Reproduce the material below word for word, keeping every line in its original order.

— BEGIN —

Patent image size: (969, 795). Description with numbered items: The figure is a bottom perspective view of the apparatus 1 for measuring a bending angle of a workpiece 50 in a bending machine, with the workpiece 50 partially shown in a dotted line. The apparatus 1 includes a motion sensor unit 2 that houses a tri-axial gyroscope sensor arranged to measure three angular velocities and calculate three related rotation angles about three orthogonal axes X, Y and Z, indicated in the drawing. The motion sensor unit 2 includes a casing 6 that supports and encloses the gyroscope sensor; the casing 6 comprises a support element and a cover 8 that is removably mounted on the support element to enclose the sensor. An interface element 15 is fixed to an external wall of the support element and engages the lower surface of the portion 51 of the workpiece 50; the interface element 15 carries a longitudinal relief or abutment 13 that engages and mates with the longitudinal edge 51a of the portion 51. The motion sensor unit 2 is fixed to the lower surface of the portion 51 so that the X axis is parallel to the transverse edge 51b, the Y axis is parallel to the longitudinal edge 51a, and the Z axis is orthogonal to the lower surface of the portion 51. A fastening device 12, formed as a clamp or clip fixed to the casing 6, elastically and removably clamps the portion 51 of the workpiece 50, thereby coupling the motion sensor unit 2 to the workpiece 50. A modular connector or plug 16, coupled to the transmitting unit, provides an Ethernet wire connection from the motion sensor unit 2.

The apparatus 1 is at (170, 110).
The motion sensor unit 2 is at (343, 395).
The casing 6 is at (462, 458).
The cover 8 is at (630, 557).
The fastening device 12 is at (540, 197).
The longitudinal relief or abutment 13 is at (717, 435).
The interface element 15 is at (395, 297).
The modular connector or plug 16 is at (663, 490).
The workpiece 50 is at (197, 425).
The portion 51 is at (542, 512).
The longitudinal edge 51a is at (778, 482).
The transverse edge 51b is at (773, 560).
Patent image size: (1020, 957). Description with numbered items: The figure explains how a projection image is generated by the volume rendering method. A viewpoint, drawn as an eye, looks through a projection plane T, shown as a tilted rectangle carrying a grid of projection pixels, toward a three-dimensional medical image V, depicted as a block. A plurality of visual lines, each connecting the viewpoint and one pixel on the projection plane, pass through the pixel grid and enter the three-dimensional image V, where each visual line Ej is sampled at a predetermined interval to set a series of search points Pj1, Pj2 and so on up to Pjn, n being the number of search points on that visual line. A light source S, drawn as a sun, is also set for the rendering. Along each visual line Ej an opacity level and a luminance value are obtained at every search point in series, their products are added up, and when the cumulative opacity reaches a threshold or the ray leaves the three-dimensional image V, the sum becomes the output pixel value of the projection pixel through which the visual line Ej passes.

— END —

CORRECT ANSWER:
Patent image size: (969, 795). Description with numbered items: The figure is a bottom perspective view of the apparatus 1 for measuring a bending angle of a workpiece 50 in a bending machine, with the workpiece 50 partially shown in a dotted line. The apparatus 1 includes a motion sensor unit 2 that houses a tri-axial gyroscope sensor arranged to measure three angular velocities and calculate three related rotation angles about three orthogonal axes X, Y and Z, indicated in the drawing. The motion sensor unit 2 includes a casing 6 that supports and encloses the gyroscope sensor; the casing 6 comprises a support element and a cover 8 that is removably mounted on the support element to enclose the sensor. An interface element 15 is fixed to an external wall of the support element and engages the lower surface of the portion 51 of the workpiece 50; the interface element 15 carries a longitudinal relief or abutment 13 that engages and mates with the longitudinal edge 51a of the portion 51. The motion sensor unit 2 is fixed to the lower surface of the portion 51 so that the X axis is parallel to the transverse edge 51b, the Y axis is parallel to the longitudinal edge 51a, and the Z axis is orthogonal to the lower surface of the portion 51. A fastening device 12, formed as a clamp or clip fixed to the casing 6, elastically and removably clamps the portion 51 of the workpiece 50, thereby coupling the motion sensor unit 2 to the workpiece 50. A modular connector or plug 16, coupled to the transmitting unit, provides an Ethernet wire connection from the motion sensor unit 2.

The apparatus 1 is at (170, 110).
The motion sensor unit 2 is at (343, 395).
The casing 6 is at (462, 458).
The cover 8 is at (630, 557).
The fastening device 12 is at (540, 197).
The longitudinal relief or abutment 13 is at (717, 435).
The interface element 15 is at (395, 297).
The modular connector or plug 16 is at (663, 490).
The workpiece 50 is at (197, 425).
The portion 51 is at (542, 512).
The longitudinal edge 51a is at (778, 482).
The transverse edge 51b is at (773, 560).
Patent image size: (1020, 957). Description with numbered items: The figure explains how a projection image is generated by the volume rendering method. A viewpoint, drawn as an eye, looks through a projection plane T, shown as a tilted rectangle carrying a grid of projection pixels, toward a three-dimensional medical image V, depicted as a block. A plurality of visual lines, each connecting the viewpoint and one pixel on the projection plane, pass through the pixel grid and enter the three-dimensional image V, where each visual line Ej is sampled at a predetermined interval to set a series of search points Pj1, Pj2 and so on up to Pjn, n being the number of search points on that visual line. A light source S, drawn as a sun, is also set for the rendering. Along each visual line Ej an opacity level and a luminance value are obtained at every search point in series, their products are added up, and when the cumulative opacity reaches a threshold or the ray leaves the three-dimensional image V, the sum becomes the output pixel value of the projection pixel through which the visual line Ej passes.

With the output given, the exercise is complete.